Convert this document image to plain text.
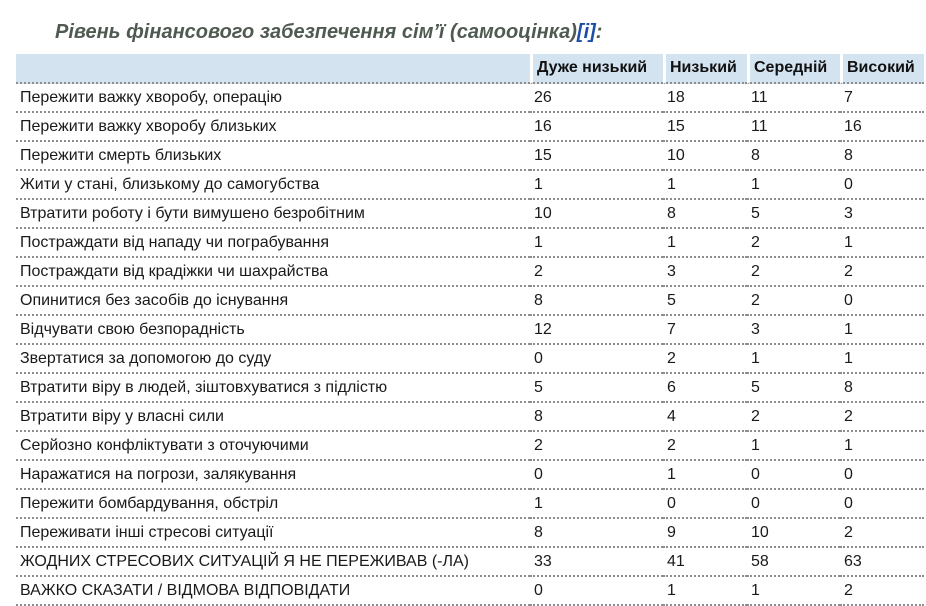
Рівень фінансового забезпечення сім’ї (самооцінка)[i]:
	Дуже низький	Низький	Середній	Високий
Пережити важку хворобу, операцію	26	18	11	7
Пережити важку хворобу близьких	16	15	11	16
Пережити смерть близьких	15	10	8	8
Жити у стані, близькому до самогубства	1	1	1	0
Втратити роботу і бути вимушено безробітним	10	8	5	3
Постраждати від нападу чи пограбування	1	1	2	1
Постраждати від крадіжки чи шахрайства	2	3	2	2
Опинитися без засобів до існування	8	5	2	0
Відчувати свою безпорадність	12	7	3	1
Звертатися за допомогою до суду	0	2	1	1
Втратити віру в людей, зіштовхуватися з підлістю	5	6	5	8
Втратити віру у власні сили	8	4	2	2
Серйозно конфліктувати з оточуючими	2	2	1	1
Наражатися на погрози, залякування	0	1	0	0
Пережити бомбардування, обстріл	1	0	0	0
Переживати інші стресові ситуації	8	9	10	2
ЖОДНИХ СТРЕСОВИХ СИТУАЦІЙ Я НЕ ПЕРЕЖИВАВ (-ЛА)	33	41	58	63
ВАЖКО СКАЗАТИ / ВІДМОВА ВІДПОВІДАТИ	0	1	1	2
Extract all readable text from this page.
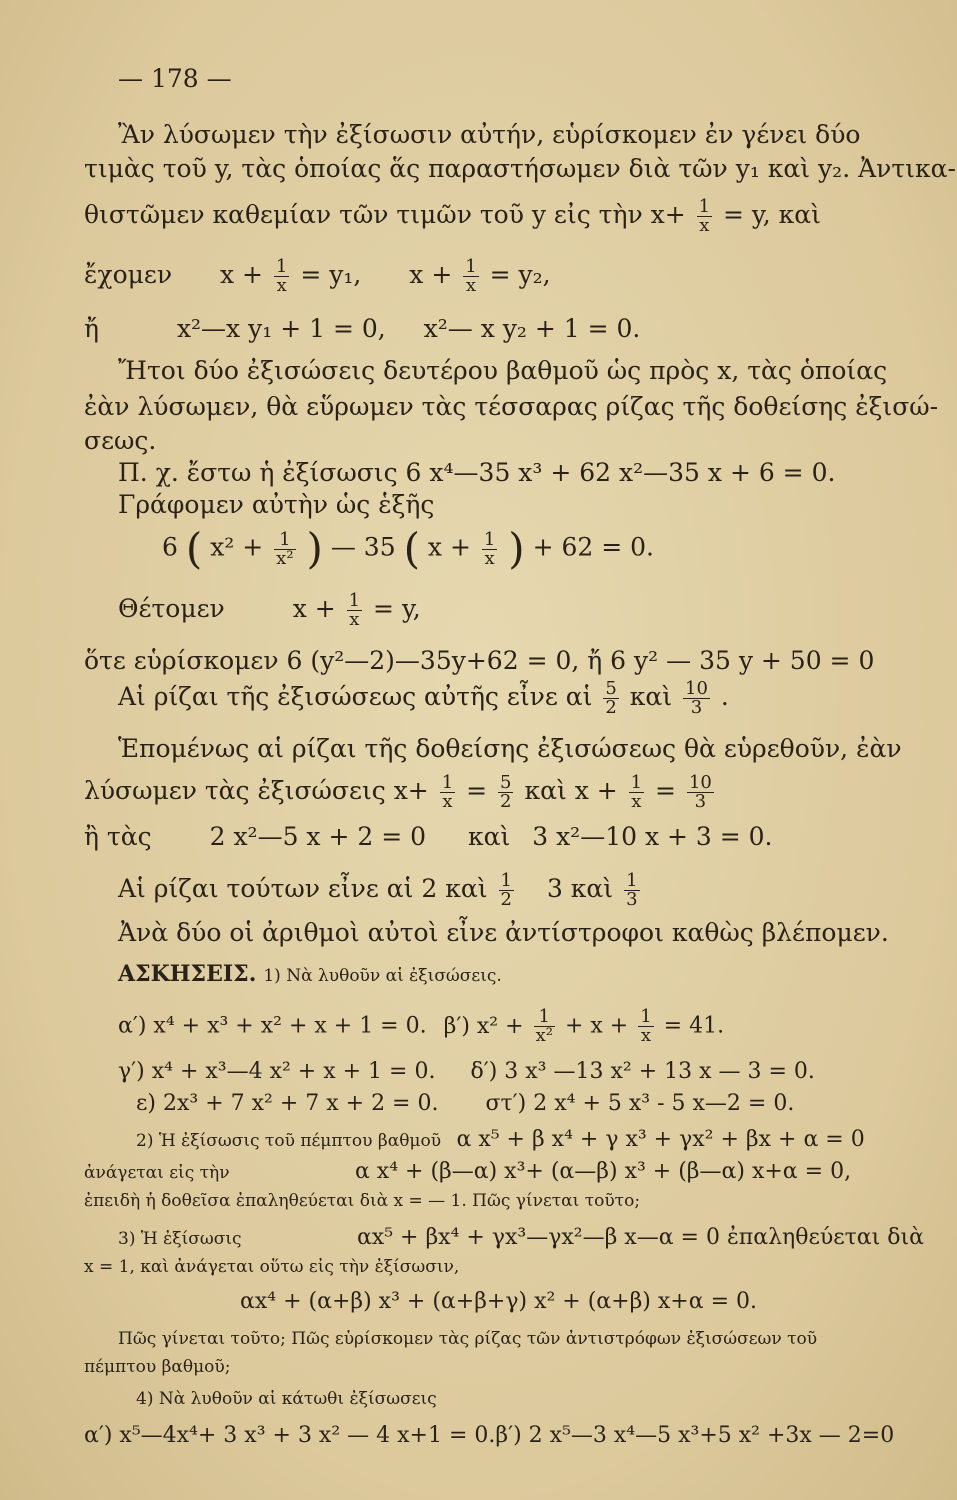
— 178 —
Ἂν λύσωμεν τὴν ἐξίσωσιν αὐτήν, εὑρίσκομεν ἐν γένει δύο
τιμὰς τοῦ y, τὰς ὁποίας ἅς παραστήσωμεν διὰ τῶν y₁ καὶ y₂. Ἀντικα-
θιστῶμεν καθεμίαν τῶν τιμῶν τοῦ y εἰς τὴν $x+ \frac{1}{x} = y$, καὶ
ἔχομεν $x + \frac{1}{x} = y_1$, $x + \frac{1}{x} = y_2$,
ἤ	x²—x y₁ + 1 = 0, x²— x y₂ + 1 = 0.
Ἤτοι δύο ἐξισώσεις δευτέρου βαθμοῦ ὡς πρὸς x, τὰς ὁποίας
ἐὰν λύσωμεν, θὰ εὕρωμεν τὰς τέσσαρας ρίζας τῆς δοθείσης ἐξισώ-
σεως.
Π. χ. ἔστω ἡ ἐξίσωσις 6 x⁴—35 x³ + 62 x²—35 x + 6 = 0.
Γράφομεν αὐτὴν ὡς ἑξῆς
6 ( $x^2 + \frac{1}{\text{x²}}$ ) — 35 ( $x + \frac{1}{x}$ ) + 62 = 0.
Θέτομεν	$x + \frac{1}{x} = y$,
ὅτε εὑρίσκομεν 6 (y²—2)—35y+62 = 0, ἤ 6 y² — 35 y + 50 = 0
Αἱ ρίζαι τῆς ἐξισώσεως αὐτῆς εἶνε αἱ $\frac{5}{2}$ καὶ $\frac{10}{3}$ .
Ἑπομένως αἱ ρίζαι τῆς δοθείσης ἐξισώσεως θὰ εὑρεθοῦν, ἐὰν
λύσωμεν τὰς ἐξισώσεις $x+ \frac{1}{x} = \frac{5}{2}$ καὶ $x + \frac{1}{x} = \frac{10}{3}$
ἢ τὰς 2 x²—5 x + 2 = 0 καὶ 3 x²—10 x + 3 = 0.
Αἱ ρίζαι τούτων εἶνε αἱ 2 καὶ $\frac{1}{2} 3$ καὶ $\frac{1}{3}$
Ἀνὰ δύο οἱ ἀριθμοὶ αὐτοὶ εἶνε ἀντίστροφοι καθὼς βλέπομεν.
ΑΣΚΗΣΕΙΣ. 1) Νὰ λυθοῦν αἱ ἐξισώσεις.
α′) x⁴ + x³ + x² + x + 1 = 0. β′) $x^2 + \frac{1}{\text{x²}} + x + \frac{1}{x} = 41$.
γ′) x⁴ + x³—4 x² + x + 1 = 0. δ′) 3 x³ —13 x² + 13 x — 3 = 0.
ε) 2x³ + 7 x² + 7 x + 2 = 0. στ′) 2 x⁴ + 5 x³ - 5 x—2 = 0.
2) Ἡ ἐξίσωσις τοῦ πέμπτου βαθμοῦ α x⁵ + β x⁴ + γ x³ + γx² + βx + α = 0
ἀνάγεται εἰς τὴν	α x⁴ + (β—α) x³+ (α—β) x³ + (β—α) x+α = 0,
ἐπειδὴ ἡ δοθεῖσα ἐπαληθεύεται διὰ x = — 1. Πῶς γίνεται τοῦτο;
3) Ἡ ἐξίσωσις	αx⁵ + βx⁴ + γx³—γx²—β x—α = 0 ἐπαληθεύεται διὰ
x = 1, καὶ ἀνάγεται οὕτω εἰς τὴν ἐξίσωσιν,
αx⁴ + (α+β) x³ + (α+β+γ) x² + (α+β) x+α = 0.
Πῶς γίνεται τοῦτο; Πῶς εὑρίσκομεν τὰς ρίζας τῶν ἀντιστρόφων ἐξισώσεων τοῦ
πέμπτου βαθμοῦ;
4) Νὰ λυθοῦν αἱ κάτωθι ἐξίσωσεις
α′) x⁵—4x⁴+ 3 x³ + 3 x² — 4 x+1 = 0.β′) 2 x⁵—3 x⁴—5 x³+5 x² +3x — 2=0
_ _ _ _
* Stated goal:
List each line of the entries that holds the string "ἀνάγεται".

* Solution for this problem:
ἀνάγεται εἰς τὴν	α x⁴ + (β—α) x³+ (α—β) x³ + (β—α) x+α = 0,
x = 1, καὶ ἀνάγεται οὕτω εἰς τὴν ἐξίσωσιν,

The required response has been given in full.